Recorded information:
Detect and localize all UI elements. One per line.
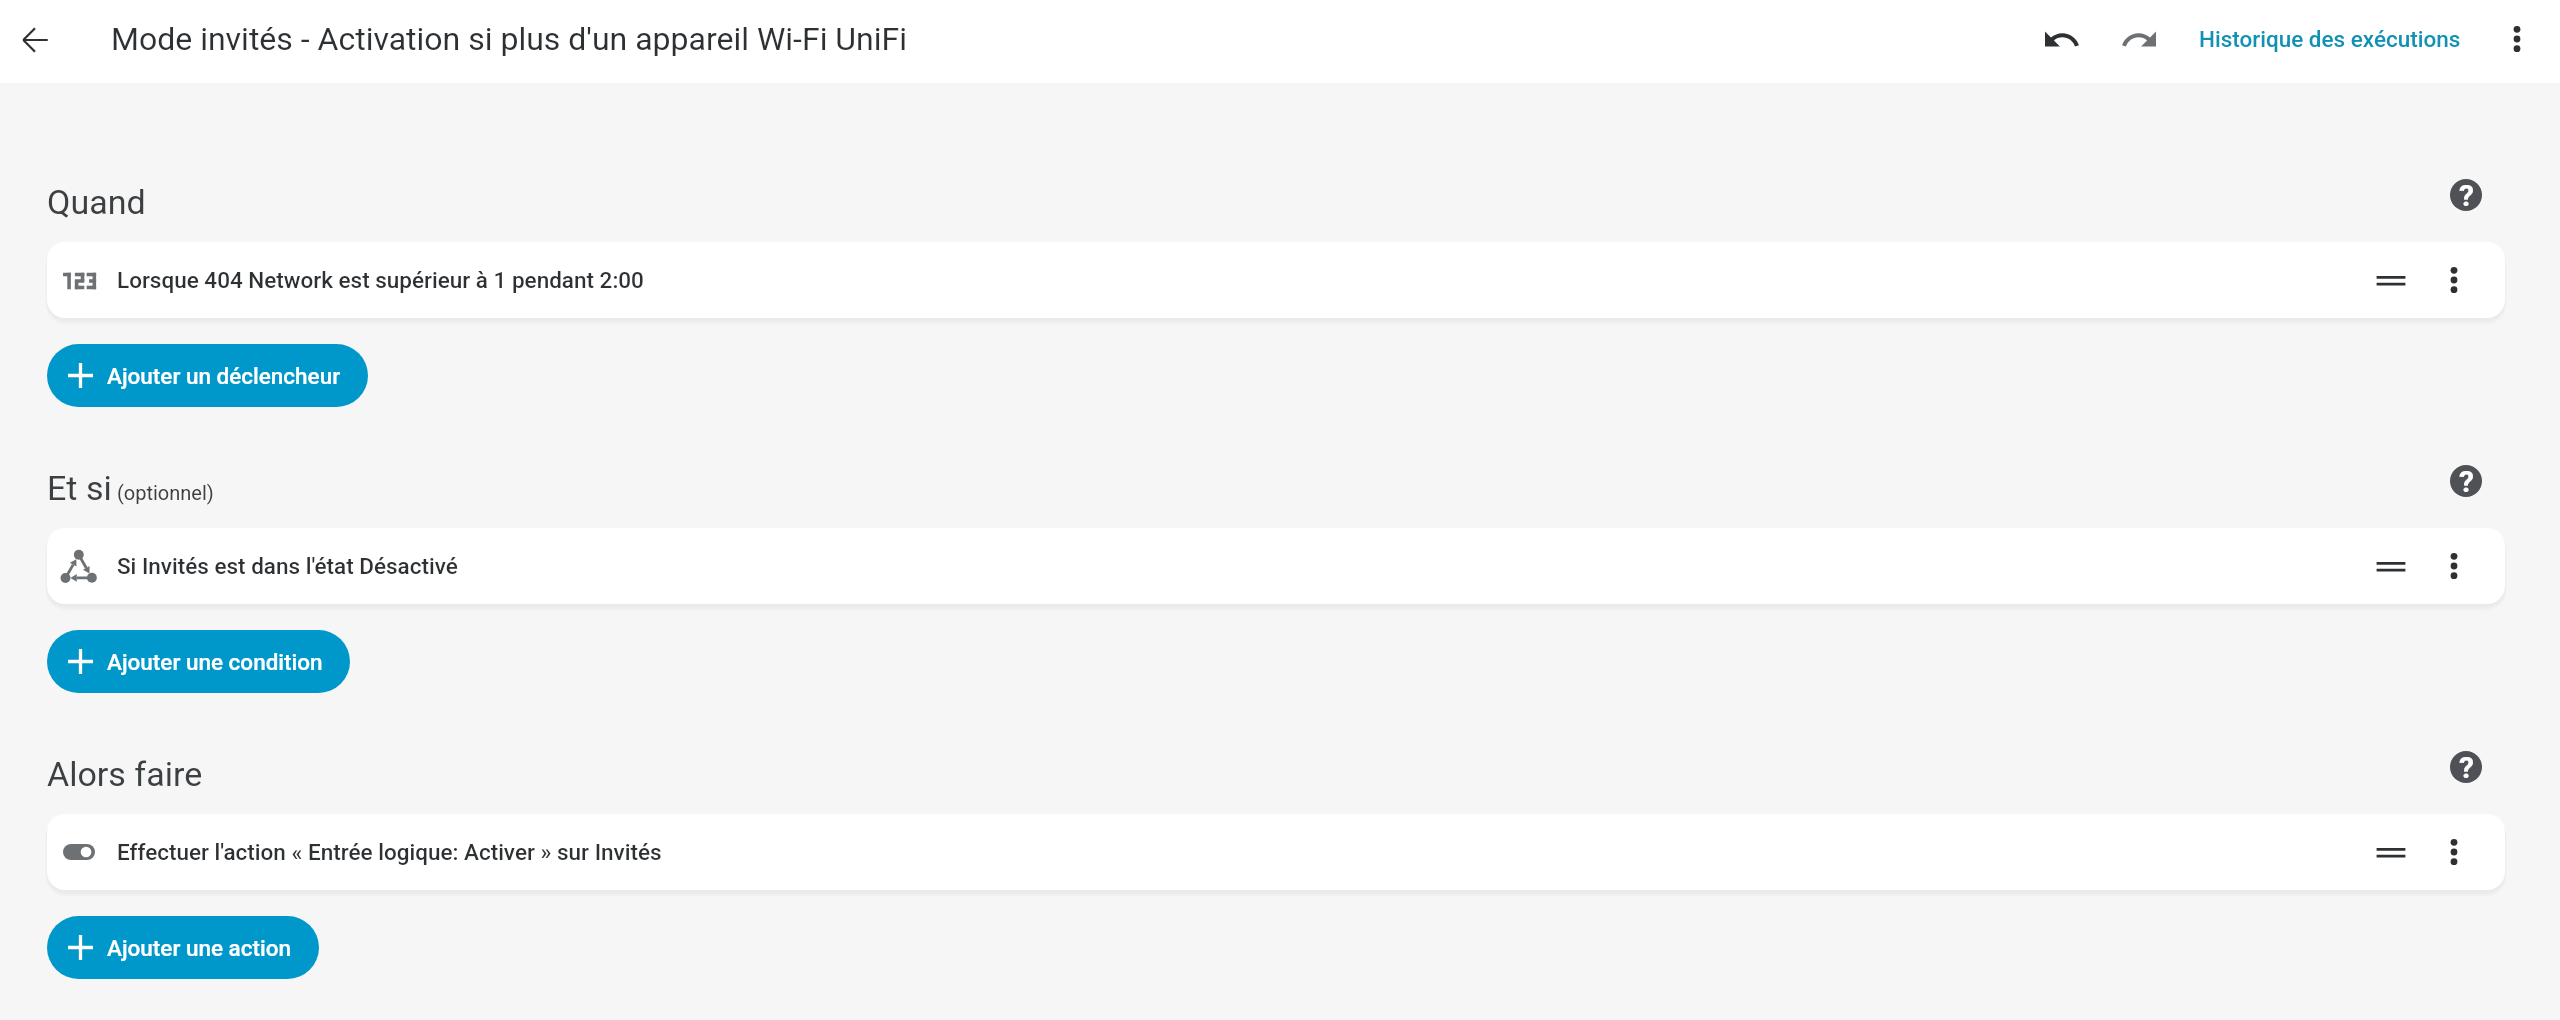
button[interactable]: Historique des exécutions	[2187, 11, 2473, 67]
button[interactable]: Options	[2426, 538, 2482, 594]
staticText: ?	[2459, 179, 2474, 210]
button[interactable]: Rétablir	[2111, 11, 2167, 67]
button[interactable]: Réorganiser	[2363, 252, 2419, 308]
staticText: Quand	[47, 182, 146, 222]
button[interactable]: Options	[2426, 824, 2482, 880]
staticText: Effectuer l'action « Entrée logique: Act…	[117, 839, 662, 865]
staticText: Lorsque 404 Network est supérieur à 1 pe…	[117, 267, 644, 293]
staticText: Ajouter une action	[107, 935, 292, 961]
staticText: Et si	[47, 468, 112, 508]
staticText: ?	[2459, 751, 2474, 782]
staticText: Alors faire	[47, 754, 203, 794]
button[interactable]: Effectuer l'action « Entrée logique: Act…	[47, 814, 2505, 890]
button[interactable]: Ajouter une condition	[47, 630, 350, 693]
button[interactable]: Aide : conditions	[2444, 459, 2488, 503]
staticText: Ajouter une condition	[107, 649, 323, 675]
button[interactable]: Réorganiser	[2363, 824, 2419, 880]
staticText: (optionnel)	[112, 481, 214, 504]
staticText: Si Invités est dans l'état Désactivé	[117, 553, 458, 579]
button[interactable]: Si Invités est dans l'état Désactivé	[47, 528, 2505, 604]
staticText: Mode invités - Activation si plus d'un a…	[111, 20, 908, 58]
button[interactable]: Ajouter un déclencheur	[47, 344, 368, 407]
button[interactable]: Aide : actions	[2444, 745, 2488, 789]
staticText: Historique des exécutions	[2199, 26, 2461, 52]
staticText: ?	[2459, 465, 2474, 496]
button[interactable]: Aide : déclencheurs	[2444, 173, 2488, 217]
button[interactable]: Plus d'options	[2489, 11, 2545, 67]
button[interactable]: Lorsque 404 Network est supérieur à 1 pe…	[47, 242, 2505, 318]
staticText: Ajouter un déclencheur	[107, 363, 341, 389]
button[interactable]: Réorganiser	[2363, 538, 2419, 594]
button[interactable]: Options	[2426, 252, 2482, 308]
button[interactable]: Retour	[11, 16, 59, 64]
button[interactable]: Ajouter une action	[47, 916, 319, 979]
button[interactable]: Annuler	[2034, 11, 2090, 67]
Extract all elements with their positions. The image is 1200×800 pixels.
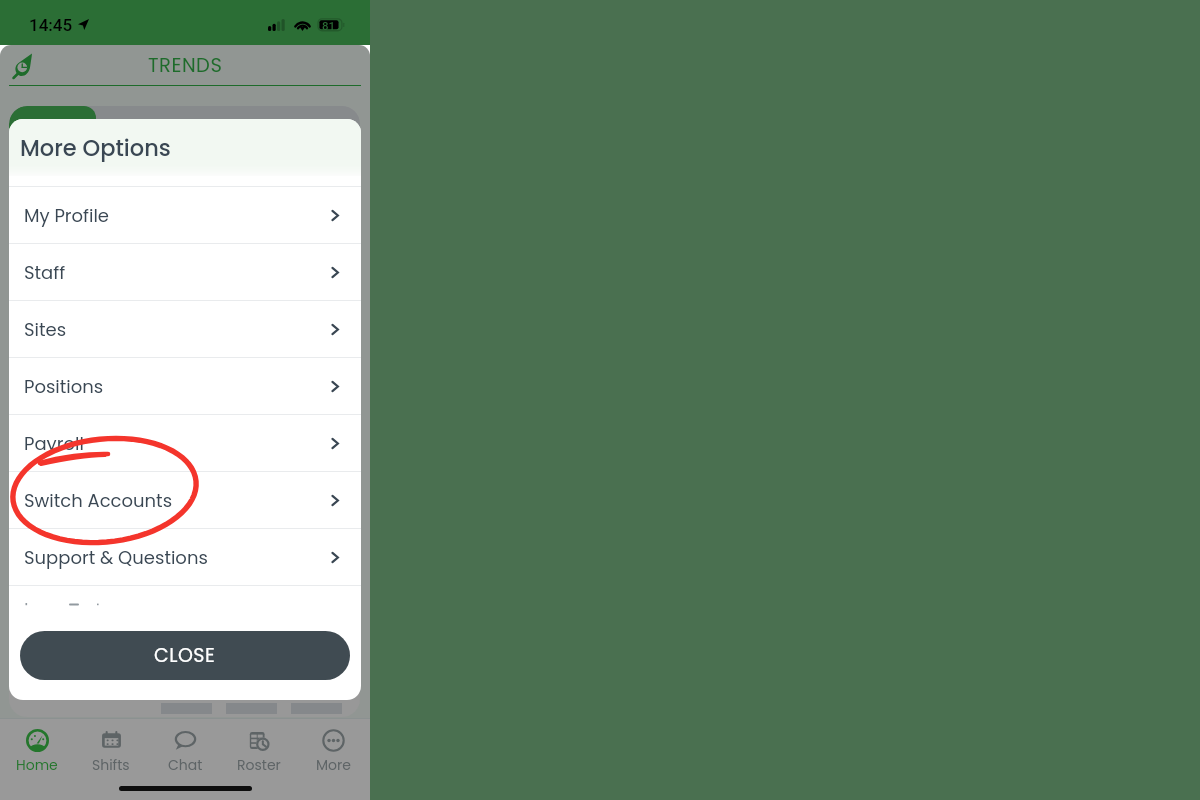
button[interactable]: CLOSE: [20, 631, 350, 680]
button[interactable]: Sites: [9, 301, 361, 357]
button[interactable]: Chat: [148, 729, 222, 774]
staticText: Shifts: [92, 755, 130, 774]
staticText: CLOSE: [154, 642, 216, 669]
button[interactable]: Roster: [222, 729, 296, 774]
staticText: More: [316, 755, 351, 774]
staticText: TRENDS: [148, 52, 223, 79]
staticText: My Profile: [24, 203, 110, 228]
staticText: 14:45: [29, 15, 73, 35]
staticText: Home: [16, 755, 58, 774]
button[interactable]: Support & Questions: [9, 529, 361, 585]
staticText: Chat: [168, 755, 203, 774]
button[interactable]: [9, 586, 361, 642]
staticText: 81: [322, 19, 336, 32]
staticText: Sites: [24, 317, 67, 342]
staticText: Payroll: [24, 431, 84, 456]
staticText: More Options: [20, 132, 171, 163]
button[interactable]: Home: [0, 729, 74, 774]
staticText: Switch Accounts: [24, 488, 173, 513]
button[interactable]: More: [296, 729, 370, 774]
button[interactable]: Staff: [9, 244, 361, 300]
staticText: Support & Questions: [24, 545, 208, 570]
button[interactable]: My Profile: [9, 187, 361, 243]
staticText: Roster: [237, 755, 281, 774]
staticText: Positions: [24, 374, 104, 399]
button[interactable]: Shifts: [74, 729, 148, 774]
button[interactable]: Payroll: [9, 415, 361, 471]
staticText: Staff: [24, 260, 66, 285]
button[interactable]: Switch Accounts: [9, 472, 361, 528]
button[interactable]: Positions: [9, 358, 361, 414]
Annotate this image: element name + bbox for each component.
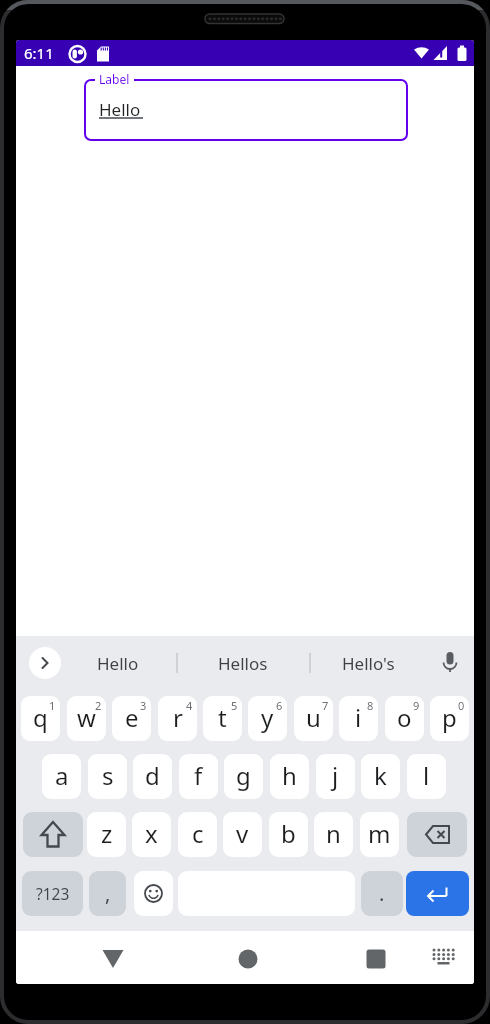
button[interactable]: Hello <box>84 79 408 141</box>
button[interactable]: q <box>21 696 60 741</box>
staticText: v <box>236 817 249 850</box>
staticText: ?123 <box>36 883 70 904</box>
button[interactable]: w <box>67 696 106 741</box>
button[interactable]: Hello's <box>313 647 423 679</box>
button[interactable]: , <box>89 871 126 916</box>
staticText: o <box>397 701 412 734</box>
staticText: x <box>145 817 158 850</box>
staticText: 7 <box>322 698 329 713</box>
staticText: e <box>125 701 139 734</box>
staticText: a <box>55 759 69 792</box>
button[interactable]: g <box>224 754 263 799</box>
staticText: 8 <box>367 698 374 713</box>
button[interactable]: a <box>42 754 81 799</box>
staticText: Label <box>99 71 130 87</box>
button[interactable]: s <box>88 754 127 799</box>
button[interactable]: p <box>430 696 469 741</box>
button[interactable]: d <box>133 754 172 799</box>
staticText: Hello's <box>342 652 395 675</box>
button[interactable] <box>23 812 83 857</box>
button[interactable] <box>134 871 173 916</box>
staticText: y <box>261 701 274 734</box>
button[interactable]: b <box>269 812 308 857</box>
staticText: b <box>281 817 296 850</box>
staticText: d <box>145 759 160 792</box>
staticText: f <box>194 759 203 792</box>
staticText: t <box>218 701 227 734</box>
button[interactable] <box>430 947 460 969</box>
staticText: u <box>306 701 321 734</box>
staticText: 3 <box>140 698 147 713</box>
button[interactable]: t <box>203 696 242 741</box>
staticText: r <box>173 701 183 734</box>
button[interactable] <box>91 947 135 973</box>
staticText: s <box>102 759 114 792</box>
button[interactable]: u <box>294 696 333 741</box>
button[interactable]: j <box>316 754 355 799</box>
staticText: Hello <box>99 98 141 121</box>
staticText: i <box>355 701 362 734</box>
staticText: h <box>282 759 297 792</box>
staticText: 6:11 <box>24 43 54 63</box>
staticText: k <box>374 759 387 792</box>
staticText: . <box>379 880 385 907</box>
staticText: n <box>326 817 341 850</box>
staticText: , <box>105 880 111 907</box>
staticText: 0 <box>458 698 465 713</box>
button[interactable]: l <box>407 754 446 799</box>
staticText: 4 <box>186 698 193 713</box>
button[interactable] <box>406 871 469 916</box>
button[interactable]: Hellos <box>188 647 298 679</box>
staticText: w <box>77 701 96 734</box>
button[interactable]: x <box>132 812 171 857</box>
staticText: l <box>423 759 430 792</box>
staticText: j <box>332 759 339 792</box>
staticText: z <box>101 817 113 850</box>
button[interactable]: m <box>360 812 399 857</box>
button[interactable] <box>29 647 61 679</box>
staticText: 1 <box>49 698 56 713</box>
staticText: 9 <box>413 698 420 713</box>
button[interactable] <box>226 947 270 973</box>
staticText: 6 <box>276 698 283 713</box>
button[interactable]: o <box>385 696 424 741</box>
button[interactable]: y <box>248 696 287 741</box>
button[interactable]: Hello <box>63 647 173 679</box>
button[interactable]: i <box>339 696 378 741</box>
staticText: g <box>236 759 251 792</box>
staticText: 2 <box>95 698 102 713</box>
button[interactable]: z <box>87 812 126 857</box>
staticText: 5 <box>231 698 238 713</box>
button[interactable]: . <box>361 871 403 916</box>
staticText: c <box>192 817 204 850</box>
button[interactable]: f <box>179 754 218 799</box>
staticText: p <box>442 701 457 734</box>
button[interactable]: k <box>361 754 400 799</box>
button[interactable]: n <box>314 812 353 857</box>
button[interactable]: e <box>112 696 151 741</box>
staticText: q <box>33 701 48 734</box>
button[interactable]: h <box>270 754 309 799</box>
button[interactable] <box>354 947 398 973</box>
staticText: m <box>368 817 391 850</box>
button[interactable]: r <box>158 696 197 741</box>
button[interactable]: c <box>178 812 217 857</box>
staticText: Hello <box>97 652 139 675</box>
button[interactable] <box>407 812 467 857</box>
button[interactable]: v <box>223 812 262 857</box>
staticText: Hellos <box>218 652 268 675</box>
button[interactable]: ?123 <box>22 871 83 916</box>
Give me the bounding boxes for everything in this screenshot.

The exercise: Rename "staticText" to "textLabel" in the records, starting at the line containing "button[interactable]: Hello <box>84" and ending after the line containing "staticText: a <box>55 759 69 792</box>". Return only those lines, with nothing else changed.

Result below:
button[interactable]: Hello <box>84 79 408 141</box>
button[interactable]: q <box>21 696 60 741</box>
textLabel: v <box>236 817 249 850</box>
textLabel: ?123 <box>36 883 70 904</box>
button[interactable]: w <box>67 696 106 741</box>
button[interactable]: Hello's <box>313 647 423 679</box>
button[interactable]: , <box>89 871 126 916</box>
textLabel: o <box>397 701 412 734</box>
textLabel: x <box>145 817 158 850</box>
textLabel: 7 <box>322 698 329 713</box>
textLabel: e <box>125 701 139 734</box>
textLabel: a <box>55 759 69 792</box>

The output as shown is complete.